*Exercise goal*: Using the entries that follow, count the lines containing the word "payout" and give that number by itself.
○ ○ ○ ○
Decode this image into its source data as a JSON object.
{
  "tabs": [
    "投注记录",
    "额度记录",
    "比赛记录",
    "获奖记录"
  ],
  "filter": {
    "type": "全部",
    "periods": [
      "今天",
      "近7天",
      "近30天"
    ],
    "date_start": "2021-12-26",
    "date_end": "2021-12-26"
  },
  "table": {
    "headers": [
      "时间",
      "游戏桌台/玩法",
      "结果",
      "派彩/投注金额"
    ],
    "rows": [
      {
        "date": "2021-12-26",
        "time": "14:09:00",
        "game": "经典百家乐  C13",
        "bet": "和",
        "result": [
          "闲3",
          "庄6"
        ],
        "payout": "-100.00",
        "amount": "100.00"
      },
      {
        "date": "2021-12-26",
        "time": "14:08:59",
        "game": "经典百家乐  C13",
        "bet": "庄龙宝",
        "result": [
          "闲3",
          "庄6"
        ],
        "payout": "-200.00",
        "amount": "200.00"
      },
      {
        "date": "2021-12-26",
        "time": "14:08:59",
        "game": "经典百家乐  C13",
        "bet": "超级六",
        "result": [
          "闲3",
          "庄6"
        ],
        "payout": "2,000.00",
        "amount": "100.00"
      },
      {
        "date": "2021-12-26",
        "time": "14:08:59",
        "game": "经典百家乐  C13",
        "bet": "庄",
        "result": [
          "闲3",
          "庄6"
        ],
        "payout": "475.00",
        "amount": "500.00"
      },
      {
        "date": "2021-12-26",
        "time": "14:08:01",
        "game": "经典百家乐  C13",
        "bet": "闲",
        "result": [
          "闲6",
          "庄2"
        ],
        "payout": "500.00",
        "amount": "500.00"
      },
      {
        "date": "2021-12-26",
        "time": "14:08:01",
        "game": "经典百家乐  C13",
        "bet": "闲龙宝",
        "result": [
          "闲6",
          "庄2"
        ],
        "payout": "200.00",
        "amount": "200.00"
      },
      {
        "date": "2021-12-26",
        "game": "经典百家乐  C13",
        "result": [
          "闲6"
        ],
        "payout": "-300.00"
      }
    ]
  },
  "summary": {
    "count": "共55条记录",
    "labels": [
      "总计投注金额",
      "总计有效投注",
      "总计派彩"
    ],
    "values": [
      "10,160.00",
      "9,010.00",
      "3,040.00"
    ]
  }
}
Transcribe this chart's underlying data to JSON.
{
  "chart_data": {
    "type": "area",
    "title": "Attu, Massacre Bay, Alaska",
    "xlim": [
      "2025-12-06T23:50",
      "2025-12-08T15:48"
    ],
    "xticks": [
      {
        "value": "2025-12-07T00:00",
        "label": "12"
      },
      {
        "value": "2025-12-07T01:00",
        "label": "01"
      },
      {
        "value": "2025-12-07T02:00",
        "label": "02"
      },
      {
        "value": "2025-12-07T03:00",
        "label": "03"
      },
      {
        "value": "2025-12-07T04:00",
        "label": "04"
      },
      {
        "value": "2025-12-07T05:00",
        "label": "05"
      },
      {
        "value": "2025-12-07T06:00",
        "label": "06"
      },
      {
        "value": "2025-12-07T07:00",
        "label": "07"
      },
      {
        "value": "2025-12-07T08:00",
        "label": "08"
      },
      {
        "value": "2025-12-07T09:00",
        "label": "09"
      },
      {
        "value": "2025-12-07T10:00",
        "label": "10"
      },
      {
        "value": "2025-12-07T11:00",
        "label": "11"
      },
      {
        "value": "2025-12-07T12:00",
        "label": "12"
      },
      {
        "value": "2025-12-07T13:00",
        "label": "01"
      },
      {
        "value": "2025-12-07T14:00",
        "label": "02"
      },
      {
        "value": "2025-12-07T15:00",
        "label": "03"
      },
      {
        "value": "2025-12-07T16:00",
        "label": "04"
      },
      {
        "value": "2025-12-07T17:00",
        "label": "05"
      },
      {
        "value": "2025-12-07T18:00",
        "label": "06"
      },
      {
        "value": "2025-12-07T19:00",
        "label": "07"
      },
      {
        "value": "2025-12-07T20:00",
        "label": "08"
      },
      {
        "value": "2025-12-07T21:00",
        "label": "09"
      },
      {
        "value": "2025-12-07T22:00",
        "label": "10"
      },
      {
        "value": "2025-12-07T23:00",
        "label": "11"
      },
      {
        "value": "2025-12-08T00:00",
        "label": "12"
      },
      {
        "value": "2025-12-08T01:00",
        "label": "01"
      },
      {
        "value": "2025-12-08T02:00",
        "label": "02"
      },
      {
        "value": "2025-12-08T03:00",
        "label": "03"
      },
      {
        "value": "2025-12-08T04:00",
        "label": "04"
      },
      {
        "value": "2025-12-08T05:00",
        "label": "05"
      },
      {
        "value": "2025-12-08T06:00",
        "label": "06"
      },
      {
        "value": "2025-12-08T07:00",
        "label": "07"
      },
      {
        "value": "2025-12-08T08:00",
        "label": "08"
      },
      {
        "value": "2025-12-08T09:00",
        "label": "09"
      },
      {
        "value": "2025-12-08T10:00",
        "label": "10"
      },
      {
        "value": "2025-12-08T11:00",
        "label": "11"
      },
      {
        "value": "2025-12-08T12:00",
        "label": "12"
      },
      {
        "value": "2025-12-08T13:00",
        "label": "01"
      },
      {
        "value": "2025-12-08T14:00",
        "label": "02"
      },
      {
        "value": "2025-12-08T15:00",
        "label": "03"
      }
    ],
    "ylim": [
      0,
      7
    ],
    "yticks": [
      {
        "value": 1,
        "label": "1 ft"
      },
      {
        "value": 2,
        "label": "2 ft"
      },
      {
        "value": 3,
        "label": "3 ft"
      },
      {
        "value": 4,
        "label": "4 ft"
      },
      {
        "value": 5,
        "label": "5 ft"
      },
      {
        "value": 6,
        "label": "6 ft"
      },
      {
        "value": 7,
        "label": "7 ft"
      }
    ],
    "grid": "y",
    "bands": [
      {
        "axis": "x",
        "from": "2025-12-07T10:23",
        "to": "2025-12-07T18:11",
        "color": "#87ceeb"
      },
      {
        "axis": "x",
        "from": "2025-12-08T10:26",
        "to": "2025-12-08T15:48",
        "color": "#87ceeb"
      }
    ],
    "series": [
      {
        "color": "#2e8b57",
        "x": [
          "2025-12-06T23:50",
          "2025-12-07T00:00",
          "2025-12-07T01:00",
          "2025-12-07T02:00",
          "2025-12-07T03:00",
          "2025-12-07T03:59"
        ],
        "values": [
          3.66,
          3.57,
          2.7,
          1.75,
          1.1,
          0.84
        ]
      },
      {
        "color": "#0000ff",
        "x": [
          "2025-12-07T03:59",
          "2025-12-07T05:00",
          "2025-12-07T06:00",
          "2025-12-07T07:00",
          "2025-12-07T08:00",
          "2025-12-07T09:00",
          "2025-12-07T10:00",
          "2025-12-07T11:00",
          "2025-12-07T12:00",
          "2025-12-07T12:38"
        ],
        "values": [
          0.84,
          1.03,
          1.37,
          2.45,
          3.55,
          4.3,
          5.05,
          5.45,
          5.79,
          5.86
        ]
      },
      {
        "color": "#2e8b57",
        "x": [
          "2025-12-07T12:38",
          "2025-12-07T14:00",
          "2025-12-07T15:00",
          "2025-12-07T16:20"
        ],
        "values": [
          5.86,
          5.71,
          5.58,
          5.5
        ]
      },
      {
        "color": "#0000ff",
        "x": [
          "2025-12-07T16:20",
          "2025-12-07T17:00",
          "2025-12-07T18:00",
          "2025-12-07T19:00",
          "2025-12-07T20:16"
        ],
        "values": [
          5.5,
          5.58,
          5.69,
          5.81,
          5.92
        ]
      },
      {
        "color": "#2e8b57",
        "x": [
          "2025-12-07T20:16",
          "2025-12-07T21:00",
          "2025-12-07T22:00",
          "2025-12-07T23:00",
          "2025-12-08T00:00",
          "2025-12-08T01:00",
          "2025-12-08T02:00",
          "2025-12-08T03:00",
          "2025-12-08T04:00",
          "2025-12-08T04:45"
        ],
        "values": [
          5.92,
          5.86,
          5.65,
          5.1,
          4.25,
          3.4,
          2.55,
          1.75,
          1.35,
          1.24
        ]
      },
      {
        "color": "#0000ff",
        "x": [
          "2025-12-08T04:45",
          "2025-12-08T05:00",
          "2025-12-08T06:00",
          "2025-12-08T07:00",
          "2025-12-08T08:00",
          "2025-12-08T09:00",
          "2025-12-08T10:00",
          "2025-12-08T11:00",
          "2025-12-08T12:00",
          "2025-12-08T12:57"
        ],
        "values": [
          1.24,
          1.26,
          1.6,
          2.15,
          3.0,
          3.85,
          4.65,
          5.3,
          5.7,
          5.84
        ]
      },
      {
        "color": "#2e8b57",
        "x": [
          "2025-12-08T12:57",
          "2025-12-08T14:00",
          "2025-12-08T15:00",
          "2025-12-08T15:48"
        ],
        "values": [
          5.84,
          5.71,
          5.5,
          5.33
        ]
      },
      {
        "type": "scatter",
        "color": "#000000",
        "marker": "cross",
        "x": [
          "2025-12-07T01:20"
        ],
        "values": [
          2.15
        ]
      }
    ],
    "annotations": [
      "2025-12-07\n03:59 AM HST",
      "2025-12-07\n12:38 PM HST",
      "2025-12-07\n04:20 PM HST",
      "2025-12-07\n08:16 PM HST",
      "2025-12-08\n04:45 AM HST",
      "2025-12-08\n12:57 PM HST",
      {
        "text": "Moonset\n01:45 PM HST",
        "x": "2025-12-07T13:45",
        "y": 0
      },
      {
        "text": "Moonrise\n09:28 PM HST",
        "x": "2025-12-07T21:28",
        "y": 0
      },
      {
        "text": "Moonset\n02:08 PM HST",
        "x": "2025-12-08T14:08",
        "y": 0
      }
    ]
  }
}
○ ○ ○ ○
*Task output*: 7